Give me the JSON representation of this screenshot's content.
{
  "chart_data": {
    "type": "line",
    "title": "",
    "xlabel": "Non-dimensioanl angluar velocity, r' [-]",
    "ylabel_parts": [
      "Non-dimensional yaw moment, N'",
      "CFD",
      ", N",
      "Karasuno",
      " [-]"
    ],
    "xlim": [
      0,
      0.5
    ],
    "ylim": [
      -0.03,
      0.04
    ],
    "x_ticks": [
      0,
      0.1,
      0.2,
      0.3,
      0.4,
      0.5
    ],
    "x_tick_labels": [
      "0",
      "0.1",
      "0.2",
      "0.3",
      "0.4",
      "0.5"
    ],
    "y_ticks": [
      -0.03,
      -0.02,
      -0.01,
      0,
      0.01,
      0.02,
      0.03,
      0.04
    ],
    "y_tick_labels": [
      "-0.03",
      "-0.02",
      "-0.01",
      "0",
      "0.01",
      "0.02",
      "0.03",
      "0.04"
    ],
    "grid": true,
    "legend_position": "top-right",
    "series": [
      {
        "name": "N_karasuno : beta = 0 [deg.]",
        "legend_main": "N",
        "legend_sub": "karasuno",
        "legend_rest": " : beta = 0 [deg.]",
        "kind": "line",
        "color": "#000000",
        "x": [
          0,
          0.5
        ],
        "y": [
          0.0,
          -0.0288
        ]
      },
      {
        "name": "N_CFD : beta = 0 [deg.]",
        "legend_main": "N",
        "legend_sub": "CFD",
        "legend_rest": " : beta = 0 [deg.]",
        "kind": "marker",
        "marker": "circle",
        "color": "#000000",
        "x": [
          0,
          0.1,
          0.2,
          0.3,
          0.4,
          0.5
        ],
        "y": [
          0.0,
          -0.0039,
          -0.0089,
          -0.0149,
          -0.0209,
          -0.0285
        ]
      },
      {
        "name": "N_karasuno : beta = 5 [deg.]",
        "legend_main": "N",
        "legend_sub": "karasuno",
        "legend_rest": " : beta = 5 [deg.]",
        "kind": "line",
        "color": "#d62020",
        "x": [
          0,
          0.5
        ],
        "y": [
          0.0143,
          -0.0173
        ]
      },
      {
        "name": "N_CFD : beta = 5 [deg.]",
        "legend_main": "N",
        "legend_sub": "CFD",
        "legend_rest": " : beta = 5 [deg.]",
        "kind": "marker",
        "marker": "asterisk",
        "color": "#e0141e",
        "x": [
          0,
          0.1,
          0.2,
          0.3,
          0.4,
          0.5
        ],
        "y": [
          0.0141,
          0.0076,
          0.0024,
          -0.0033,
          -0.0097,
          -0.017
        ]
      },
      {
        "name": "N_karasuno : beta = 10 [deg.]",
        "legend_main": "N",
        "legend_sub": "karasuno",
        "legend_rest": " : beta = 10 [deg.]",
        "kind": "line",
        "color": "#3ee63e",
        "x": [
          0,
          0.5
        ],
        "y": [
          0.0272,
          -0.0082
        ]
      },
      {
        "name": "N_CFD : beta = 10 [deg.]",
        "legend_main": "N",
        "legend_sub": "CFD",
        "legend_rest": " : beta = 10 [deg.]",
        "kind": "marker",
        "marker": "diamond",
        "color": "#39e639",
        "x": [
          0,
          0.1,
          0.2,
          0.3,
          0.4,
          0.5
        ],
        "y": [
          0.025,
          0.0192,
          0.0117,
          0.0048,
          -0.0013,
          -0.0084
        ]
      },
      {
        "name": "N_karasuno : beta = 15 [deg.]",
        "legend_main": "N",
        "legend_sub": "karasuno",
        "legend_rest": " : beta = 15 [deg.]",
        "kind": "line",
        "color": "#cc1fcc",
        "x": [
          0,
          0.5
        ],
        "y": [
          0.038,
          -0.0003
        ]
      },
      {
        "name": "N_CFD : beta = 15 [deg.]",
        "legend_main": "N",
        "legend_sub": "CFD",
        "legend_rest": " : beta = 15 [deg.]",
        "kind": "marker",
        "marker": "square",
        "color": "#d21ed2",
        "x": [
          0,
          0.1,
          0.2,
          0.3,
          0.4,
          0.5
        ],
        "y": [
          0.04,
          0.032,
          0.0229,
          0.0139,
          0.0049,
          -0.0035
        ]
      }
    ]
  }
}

★ ★ ★ ★ ★

Set problem: Please reproduce each record precisely as written.

Answer to this task:
Give me the JSON representation of this screenshot's content.
{
  "chart_data": {
    "type": "line",
    "title": "",
    "xlabel": "Non-dimensioanl angluar velocity, r' [-]",
    "ylabel_parts": [
      "Non-dimensional yaw moment, N'",
      "CFD",
      ", N",
      "Karasuno",
      " [-]"
    ],
    "xlim": [
      0,
      0.5
    ],
    "ylim": [
      -0.03,
      0.04
    ],
    "x_ticks": [
      0,
      0.1,
      0.2,
      0.3,
      0.4,
      0.5
    ],
    "x_tick_labels": [
      "0",
      "0.1",
      "0.2",
      "0.3",
      "0.4",
      "0.5"
    ],
    "y_ticks": [
      -0.03,
      -0.02,
      -0.01,
      0,
      0.01,
      0.02,
      0.03,
      0.04
    ],
    "y_tick_labels": [
      "-0.03",
      "-0.02",
      "-0.01",
      "0",
      "0.01",
      "0.02",
      "0.03",
      "0.04"
    ],
    "grid": true,
    "legend_position": "top-right",
    "series": [
      {
        "name": "N_karasuno : beta = 0 [deg.]",
        "legend_main": "N",
        "legend_sub": "karasuno",
        "legend_rest": " : beta = 0 [deg.]",
        "kind": "line",
        "color": "#000000",
        "x": [
          0,
          0.5
        ],
        "y": [
          0.0,
          -0.0288
        ]
      },
      {
        "name": "N_CFD : beta = 0 [deg.]",
        "legend_main": "N",
        "legend_sub": "CFD",
        "legend_rest": " : beta = 0 [deg.]",
        "kind": "marker",
        "marker": "circle",
        "color": "#000000",
        "x": [
          0,
          0.1,
          0.2,
          0.3,
          0.4,
          0.5
        ],
        "y": [
          0.0,
          -0.0039,
          -0.0089,
          -0.0149,
          -0.0209,
          -0.0285
        ]
      },
      {
        "name": "N_karasuno : beta = 5 [deg.]",
        "legend_main": "N",
        "legend_sub": "karasuno",
        "legend_rest": " : beta = 5 [deg.]",
        "kind": "line",
        "color": "#d62020",
        "x": [
          0,
          0.5
        ],
        "y": [
          0.0143,
          -0.0173
        ]
      },
      {
        "name": "N_CFD : beta = 5 [deg.]",
        "legend_main": "N",
        "legend_sub": "CFD",
        "legend_rest": " : beta = 5 [deg.]",
        "kind": "marker",
        "marker": "asterisk",
        "color": "#e0141e",
        "x": [
          0,
          0.1,
          0.2,
          0.3,
          0.4,
          0.5
        ],
        "y": [
          0.0141,
          0.0076,
          0.0024,
          -0.0033,
          -0.0097,
          -0.017
        ]
      },
      {
        "name": "N_karasuno : beta = 10 [deg.]",
        "legend_main": "N",
        "legend_sub": "karasuno",
        "legend_rest": " : beta = 10 [deg.]",
        "kind": "line",
        "color": "#3ee63e",
        "x": [
          0,
          0.5
        ],
        "y": [
          0.0272,
          -0.0082
        ]
      },
      {
        "name": "N_CFD : beta = 10 [deg.]",
        "legend_main": "N",
        "legend_sub": "CFD",
        "legend_rest": " : beta = 10 [deg.]",
        "kind": "marker",
        "marker": "diamond",
        "color": "#39e639",
        "x": [
          0,
          0.1,
          0.2,
          0.3,
          0.4,
          0.5
        ],
        "y": [
          0.025,
          0.0192,
          0.0117,
          0.0048,
          -0.0013,
          -0.0084
        ]
      },
      {
        "name": "N_karasuno : beta = 15 [deg.]",
        "legend_main": "N",
        "legend_sub": "karasuno",
        "legend_rest": " : beta = 15 [deg.]",
        "kind": "line",
        "color": "#cc1fcc",
        "x": [
          0,
          0.5
        ],
        "y": [
          0.038,
          -0.0003
        ]
      },
      {
        "name": "N_CFD : beta = 15 [deg.]",
        "legend_main": "N",
        "legend_sub": "CFD",
        "legend_rest": " : beta = 15 [deg.]",
        "kind": "marker",
        "marker": "square",
        "color": "#d21ed2",
        "x": [
          0,
          0.1,
          0.2,
          0.3,
          0.4,
          0.5
        ],
        "y": [
          0.04,
          0.032,
          0.0229,
          0.0139,
          0.0049,
          -0.0035
        ]
      }
    ]
  }
}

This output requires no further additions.